→ **Problem description**
Go through the records underneath and write each one out again exactly.

·····

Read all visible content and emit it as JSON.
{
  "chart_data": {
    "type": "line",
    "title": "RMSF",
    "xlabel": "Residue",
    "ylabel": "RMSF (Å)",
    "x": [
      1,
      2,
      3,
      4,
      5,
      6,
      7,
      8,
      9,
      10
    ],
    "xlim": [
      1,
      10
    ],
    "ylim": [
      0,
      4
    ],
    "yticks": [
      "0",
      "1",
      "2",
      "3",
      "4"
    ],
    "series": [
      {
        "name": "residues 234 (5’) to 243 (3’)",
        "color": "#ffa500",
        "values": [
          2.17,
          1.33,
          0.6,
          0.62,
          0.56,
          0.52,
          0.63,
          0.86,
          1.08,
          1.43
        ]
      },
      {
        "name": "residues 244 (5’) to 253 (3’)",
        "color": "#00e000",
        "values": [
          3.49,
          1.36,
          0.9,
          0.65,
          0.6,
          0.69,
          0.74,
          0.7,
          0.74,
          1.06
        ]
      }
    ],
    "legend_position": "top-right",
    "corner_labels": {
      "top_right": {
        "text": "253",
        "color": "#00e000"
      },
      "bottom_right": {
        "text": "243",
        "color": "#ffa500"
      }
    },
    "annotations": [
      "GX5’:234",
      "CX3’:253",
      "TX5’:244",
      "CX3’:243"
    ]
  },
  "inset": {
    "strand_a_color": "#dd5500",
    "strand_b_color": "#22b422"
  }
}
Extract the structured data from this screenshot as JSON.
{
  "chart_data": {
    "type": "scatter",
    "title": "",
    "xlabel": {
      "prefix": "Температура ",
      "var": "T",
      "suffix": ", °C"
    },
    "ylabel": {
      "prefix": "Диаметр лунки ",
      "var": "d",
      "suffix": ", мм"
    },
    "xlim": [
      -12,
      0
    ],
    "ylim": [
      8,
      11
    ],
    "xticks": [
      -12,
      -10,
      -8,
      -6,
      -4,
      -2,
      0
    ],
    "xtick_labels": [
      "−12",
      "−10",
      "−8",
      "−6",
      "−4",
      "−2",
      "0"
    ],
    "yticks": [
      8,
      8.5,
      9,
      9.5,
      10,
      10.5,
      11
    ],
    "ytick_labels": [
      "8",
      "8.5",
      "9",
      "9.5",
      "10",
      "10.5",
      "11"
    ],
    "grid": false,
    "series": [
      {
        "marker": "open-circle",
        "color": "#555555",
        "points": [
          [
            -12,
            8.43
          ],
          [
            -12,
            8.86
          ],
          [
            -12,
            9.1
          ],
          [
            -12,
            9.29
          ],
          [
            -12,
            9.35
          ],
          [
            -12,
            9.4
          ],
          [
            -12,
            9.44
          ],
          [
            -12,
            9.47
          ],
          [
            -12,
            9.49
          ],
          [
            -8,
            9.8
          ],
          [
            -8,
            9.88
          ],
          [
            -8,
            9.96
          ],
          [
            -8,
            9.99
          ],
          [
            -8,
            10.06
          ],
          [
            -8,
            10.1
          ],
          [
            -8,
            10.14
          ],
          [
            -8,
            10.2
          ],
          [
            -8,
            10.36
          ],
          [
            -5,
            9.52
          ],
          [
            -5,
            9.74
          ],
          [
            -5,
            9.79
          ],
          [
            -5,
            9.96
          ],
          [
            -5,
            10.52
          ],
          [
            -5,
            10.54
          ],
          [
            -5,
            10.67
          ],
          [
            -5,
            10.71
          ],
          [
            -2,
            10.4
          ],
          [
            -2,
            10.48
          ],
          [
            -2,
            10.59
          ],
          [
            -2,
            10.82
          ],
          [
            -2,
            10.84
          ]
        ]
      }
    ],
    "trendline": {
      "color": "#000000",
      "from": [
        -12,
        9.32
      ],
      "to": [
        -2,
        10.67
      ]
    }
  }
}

·····

→ **Answer for the task**
Read all visible content and emit it as JSON.
{
  "chart_data": {
    "type": "line",
    "title": "RMSF",
    "xlabel": "Residue",
    "ylabel": "RMSF (Å)",
    "x": [
      1,
      2,
      3,
      4,
      5,
      6,
      7,
      8,
      9,
      10
    ],
    "xlim": [
      1,
      10
    ],
    "ylim": [
      0,
      4
    ],
    "yticks": [
      "0",
      "1",
      "2",
      "3",
      "4"
    ],
    "series": [
      {
        "name": "residues 234 (5’) to 243 (3’)",
        "color": "#ffa500",
        "values": [
          2.17,
          1.33,
          0.6,
          0.62,
          0.56,
          0.52,
          0.63,
          0.86,
          1.08,
          1.43
        ]
      },
      {
        "name": "residues 244 (5’) to 253 (3’)",
        "color": "#00e000",
        "values": [
          3.49,
          1.36,
          0.9,
          0.65,
          0.6,
          0.69,
          0.74,
          0.7,
          0.74,
          1.06
        ]
      }
    ],
    "legend_position": "top-right",
    "corner_labels": {
      "top_right": {
        "text": "253",
        "color": "#00e000"
      },
      "bottom_right": {
        "text": "243",
        "color": "#ffa500"
      }
    },
    "annotations": [
      "GX5’:234",
      "CX3’:253",
      "TX5’:244",
      "CX3’:243"
    ]
  },
  "inset": {
    "strand_a_color": "#dd5500",
    "strand_b_color": "#22b422"
  }
}
Extract the structured data from this screenshot as JSON.
{
  "chart_data": {
    "type": "scatter",
    "title": "",
    "xlabel": {
      "prefix": "Температура ",
      "var": "T",
      "suffix": ", °C"
    },
    "ylabel": {
      "prefix": "Диаметр лунки ",
      "var": "d",
      "suffix": ", мм"
    },
    "xlim": [
      -12,
      0
    ],
    "ylim": [
      8,
      11
    ],
    "xticks": [
      -12,
      -10,
      -8,
      -6,
      -4,
      -2,
      0
    ],
    "xtick_labels": [
      "−12",
      "−10",
      "−8",
      "−6",
      "−4",
      "−2",
      "0"
    ],
    "yticks": [
      8,
      8.5,
      9,
      9.5,
      10,
      10.5,
      11
    ],
    "ytick_labels": [
      "8",
      "8.5",
      "9",
      "9.5",
      "10",
      "10.5",
      "11"
    ],
    "grid": false,
    "series": [
      {
        "marker": "open-circle",
        "color": "#555555",
        "points": [
          [
            -12,
            8.43
          ],
          [
            -12,
            8.86
          ],
          [
            -12,
            9.1
          ],
          [
            -12,
            9.29
          ],
          [
            -12,
            9.35
          ],
          [
            -12,
            9.4
          ],
          [
            -12,
            9.44
          ],
          [
            -12,
            9.47
          ],
          [
            -12,
            9.49
          ],
          [
            -8,
            9.8
          ],
          [
            -8,
            9.88
          ],
          [
            -8,
            9.96
          ],
          [
            -8,
            9.99
          ],
          [
            -8,
            10.06
          ],
          [
            -8,
            10.1
          ],
          [
            -8,
            10.14
          ],
          [
            -8,
            10.2
          ],
          [
            -8,
            10.36
          ],
          [
            -5,
            9.52
          ],
          [
            -5,
            9.74
          ],
          [
            -5,
            9.79
          ],
          [
            -5,
            9.96
          ],
          [
            -5,
            10.52
          ],
          [
            -5,
            10.54
          ],
          [
            -5,
            10.67
          ],
          [
            -5,
            10.71
          ],
          [
            -2,
            10.4
          ],
          [
            -2,
            10.48
          ],
          [
            -2,
            10.59
          ],
          [
            -2,
            10.82
          ],
          [
            -2,
            10.84
          ]
        ]
      }
    ],
    "trendline": {
      "color": "#000000",
      "from": [
        -12,
        9.32
      ],
      "to": [
        -2,
        10.67
      ]
    }
  }
}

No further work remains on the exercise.